— start of ENTRIES SUPPLIED —

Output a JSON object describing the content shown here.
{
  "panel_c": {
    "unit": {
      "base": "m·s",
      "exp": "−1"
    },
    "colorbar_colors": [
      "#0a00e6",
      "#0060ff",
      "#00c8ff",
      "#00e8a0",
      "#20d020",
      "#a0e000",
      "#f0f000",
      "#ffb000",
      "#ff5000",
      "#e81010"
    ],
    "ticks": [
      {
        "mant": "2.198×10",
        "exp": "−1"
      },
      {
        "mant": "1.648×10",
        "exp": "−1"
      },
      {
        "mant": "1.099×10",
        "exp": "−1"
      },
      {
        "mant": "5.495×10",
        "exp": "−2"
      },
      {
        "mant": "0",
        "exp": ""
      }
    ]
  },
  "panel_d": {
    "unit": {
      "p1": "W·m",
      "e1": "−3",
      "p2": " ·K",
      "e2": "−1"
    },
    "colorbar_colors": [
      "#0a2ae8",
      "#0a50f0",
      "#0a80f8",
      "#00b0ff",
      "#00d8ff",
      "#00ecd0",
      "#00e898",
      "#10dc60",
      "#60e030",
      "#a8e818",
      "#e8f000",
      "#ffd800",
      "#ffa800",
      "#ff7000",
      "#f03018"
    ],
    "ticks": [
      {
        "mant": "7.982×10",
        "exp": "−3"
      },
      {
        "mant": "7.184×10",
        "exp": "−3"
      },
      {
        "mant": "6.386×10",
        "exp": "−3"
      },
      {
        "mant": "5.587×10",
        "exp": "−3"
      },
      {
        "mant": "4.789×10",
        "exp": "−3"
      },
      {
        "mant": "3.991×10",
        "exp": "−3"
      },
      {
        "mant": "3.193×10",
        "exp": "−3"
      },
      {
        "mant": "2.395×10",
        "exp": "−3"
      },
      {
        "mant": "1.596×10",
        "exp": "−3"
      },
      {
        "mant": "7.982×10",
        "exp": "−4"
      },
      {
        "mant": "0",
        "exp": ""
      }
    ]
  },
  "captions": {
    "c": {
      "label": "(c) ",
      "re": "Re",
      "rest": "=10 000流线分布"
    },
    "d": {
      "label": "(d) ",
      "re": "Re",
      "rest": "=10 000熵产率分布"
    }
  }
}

— end of ENTRIES SUPPLIED —

### WHAT YOU HAVE TO DO
Transcribe the full listing above without leaving anything out.

### RESPONSE
Output a JSON object describing the content shown here.
{
  "panel_c": {
    "unit": {
      "base": "m·s",
      "exp": "−1"
    },
    "colorbar_colors": [
      "#0a00e6",
      "#0060ff",
      "#00c8ff",
      "#00e8a0",
      "#20d020",
      "#a0e000",
      "#f0f000",
      "#ffb000",
      "#ff5000",
      "#e81010"
    ],
    "ticks": [
      {
        "mant": "2.198×10",
        "exp": "−1"
      },
      {
        "mant": "1.648×10",
        "exp": "−1"
      },
      {
        "mant": "1.099×10",
        "exp": "−1"
      },
      {
        "mant": "5.495×10",
        "exp": "−2"
      },
      {
        "mant": "0",
        "exp": ""
      }
    ]
  },
  "panel_d": {
    "unit": {
      "p1": "W·m",
      "e1": "−3",
      "p2": " ·K",
      "e2": "−1"
    },
    "colorbar_colors": [
      "#0a2ae8",
      "#0a50f0",
      "#0a80f8",
      "#00b0ff",
      "#00d8ff",
      "#00ecd0",
      "#00e898",
      "#10dc60",
      "#60e030",
      "#a8e818",
      "#e8f000",
      "#ffd800",
      "#ffa800",
      "#ff7000",
      "#f03018"
    ],
    "ticks": [
      {
        "mant": "7.982×10",
        "exp": "−3"
      },
      {
        "mant": "7.184×10",
        "exp": "−3"
      },
      {
        "mant": "6.386×10",
        "exp": "−3"
      },
      {
        "mant": "5.587×10",
        "exp": "−3"
      },
      {
        "mant": "4.789×10",
        "exp": "−3"
      },
      {
        "mant": "3.991×10",
        "exp": "−3"
      },
      {
        "mant": "3.193×10",
        "exp": "−3"
      },
      {
        "mant": "2.395×10",
        "exp": "−3"
      },
      {
        "mant": "1.596×10",
        "exp": "−3"
      },
      {
        "mant": "7.982×10",
        "exp": "−4"
      },
      {
        "mant": "0",
        "exp": ""
      }
    ]
  },
  "captions": {
    "c": {
      "label": "(c) ",
      "re": "Re",
      "rest": "=10 000流线分布"
    },
    "d": {
      "label": "(d) ",
      "re": "Re",
      "rest": "=10 000熵产率分布"
    }
  }
}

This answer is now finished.